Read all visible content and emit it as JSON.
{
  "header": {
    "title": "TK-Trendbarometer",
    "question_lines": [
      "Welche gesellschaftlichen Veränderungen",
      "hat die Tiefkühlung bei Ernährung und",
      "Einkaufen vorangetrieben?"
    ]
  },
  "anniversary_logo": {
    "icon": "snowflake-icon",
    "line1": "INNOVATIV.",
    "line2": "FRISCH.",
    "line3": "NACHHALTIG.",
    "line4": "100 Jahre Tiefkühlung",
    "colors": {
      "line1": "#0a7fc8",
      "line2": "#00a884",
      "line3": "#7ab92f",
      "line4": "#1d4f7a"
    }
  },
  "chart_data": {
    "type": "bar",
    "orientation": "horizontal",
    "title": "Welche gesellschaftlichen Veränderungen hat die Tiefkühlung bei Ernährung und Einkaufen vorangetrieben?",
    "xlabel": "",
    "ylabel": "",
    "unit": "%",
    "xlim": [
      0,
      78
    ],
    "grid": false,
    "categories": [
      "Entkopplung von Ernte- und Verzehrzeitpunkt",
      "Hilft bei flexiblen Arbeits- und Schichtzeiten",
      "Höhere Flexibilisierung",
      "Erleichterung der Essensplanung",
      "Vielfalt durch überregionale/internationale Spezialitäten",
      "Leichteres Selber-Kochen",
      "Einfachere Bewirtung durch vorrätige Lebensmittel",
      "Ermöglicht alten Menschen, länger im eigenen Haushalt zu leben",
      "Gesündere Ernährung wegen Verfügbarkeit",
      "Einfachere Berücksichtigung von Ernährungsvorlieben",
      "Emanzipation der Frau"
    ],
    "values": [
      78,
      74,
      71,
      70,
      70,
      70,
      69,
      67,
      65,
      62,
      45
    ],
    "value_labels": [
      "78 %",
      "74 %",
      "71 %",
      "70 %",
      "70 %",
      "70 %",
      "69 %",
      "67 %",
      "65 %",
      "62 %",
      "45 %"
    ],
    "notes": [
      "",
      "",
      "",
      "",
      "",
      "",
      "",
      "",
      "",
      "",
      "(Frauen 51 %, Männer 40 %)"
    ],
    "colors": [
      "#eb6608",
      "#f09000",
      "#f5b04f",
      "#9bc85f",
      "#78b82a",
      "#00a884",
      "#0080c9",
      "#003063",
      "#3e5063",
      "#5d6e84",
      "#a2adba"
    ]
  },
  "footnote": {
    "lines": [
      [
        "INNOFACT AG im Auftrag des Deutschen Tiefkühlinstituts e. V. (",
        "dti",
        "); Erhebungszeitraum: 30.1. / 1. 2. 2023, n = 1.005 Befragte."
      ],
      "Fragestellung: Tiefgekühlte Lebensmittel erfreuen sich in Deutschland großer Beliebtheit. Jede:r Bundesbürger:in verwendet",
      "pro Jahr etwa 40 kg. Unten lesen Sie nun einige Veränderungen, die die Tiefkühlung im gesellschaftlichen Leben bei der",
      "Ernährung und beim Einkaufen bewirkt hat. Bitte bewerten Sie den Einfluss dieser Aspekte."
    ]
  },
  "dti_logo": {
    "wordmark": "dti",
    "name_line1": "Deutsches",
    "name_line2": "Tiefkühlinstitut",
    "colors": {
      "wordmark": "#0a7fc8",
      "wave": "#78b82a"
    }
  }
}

* * * * * * *

→ Required task:
What is needed here is an exact reproduction of all the entries.

→ Task solution:
Read all visible content and emit it as JSON.
{
  "header": {
    "title": "TK-Trendbarometer",
    "question_lines": [
      "Welche gesellschaftlichen Veränderungen",
      "hat die Tiefkühlung bei Ernährung und",
      "Einkaufen vorangetrieben?"
    ]
  },
  "anniversary_logo": {
    "icon": "snowflake-icon",
    "line1": "INNOVATIV.",
    "line2": "FRISCH.",
    "line3": "NACHHALTIG.",
    "line4": "100 Jahre Tiefkühlung",
    "colors": {
      "line1": "#0a7fc8",
      "line2": "#00a884",
      "line3": "#7ab92f",
      "line4": "#1d4f7a"
    }
  },
  "chart_data": {
    "type": "bar",
    "orientation": "horizontal",
    "title": "Welche gesellschaftlichen Veränderungen hat die Tiefkühlung bei Ernährung und Einkaufen vorangetrieben?",
    "xlabel": "",
    "ylabel": "",
    "unit": "%",
    "xlim": [
      0,
      78
    ],
    "grid": false,
    "categories": [
      "Entkopplung von Ernte- und Verzehrzeitpunkt",
      "Hilft bei flexiblen Arbeits- und Schichtzeiten",
      "Höhere Flexibilisierung",
      "Erleichterung der Essensplanung",
      "Vielfalt durch überregionale/internationale Spezialitäten",
      "Leichteres Selber-Kochen",
      "Einfachere Bewirtung durch vorrätige Lebensmittel",
      "Ermöglicht alten Menschen, länger im eigenen Haushalt zu leben",
      "Gesündere Ernährung wegen Verfügbarkeit",
      "Einfachere Berücksichtigung von Ernährungsvorlieben",
      "Emanzipation der Frau"
    ],
    "values": [
      78,
      74,
      71,
      70,
      70,
      70,
      69,
      67,
      65,
      62,
      45
    ],
    "value_labels": [
      "78 %",
      "74 %",
      "71 %",
      "70 %",
      "70 %",
      "70 %",
      "69 %",
      "67 %",
      "65 %",
      "62 %",
      "45 %"
    ],
    "notes": [
      "",
      "",
      "",
      "",
      "",
      "",
      "",
      "",
      "",
      "",
      "(Frauen 51 %, Männer 40 %)"
    ],
    "colors": [
      "#eb6608",
      "#f09000",
      "#f5b04f",
      "#9bc85f",
      "#78b82a",
      "#00a884",
      "#0080c9",
      "#003063",
      "#3e5063",
      "#5d6e84",
      "#a2adba"
    ]
  },
  "footnote": {
    "lines": [
      [
        "INNOFACT AG im Auftrag des Deutschen Tiefkühlinstituts e. V. (",
        "dti",
        "); Erhebungszeitraum: 30.1. / 1. 2. 2023, n = 1.005 Befragte."
      ],
      "Fragestellung: Tiefgekühlte Lebensmittel erfreuen sich in Deutschland großer Beliebtheit. Jede:r Bundesbürger:in verwendet",
      "pro Jahr etwa 40 kg. Unten lesen Sie nun einige Veränderungen, die die Tiefkühlung im gesellschaftlichen Leben bei der",
      "Ernährung und beim Einkaufen bewirkt hat. Bitte bewerten Sie den Einfluss dieser Aspekte."
    ]
  },
  "dti_logo": {
    "wordmark": "dti",
    "name_line1": "Deutsches",
    "name_line2": "Tiefkühlinstitut",
    "colors": {
      "wordmark": "#0a7fc8",
      "wave": "#78b82a"
    }
  }
}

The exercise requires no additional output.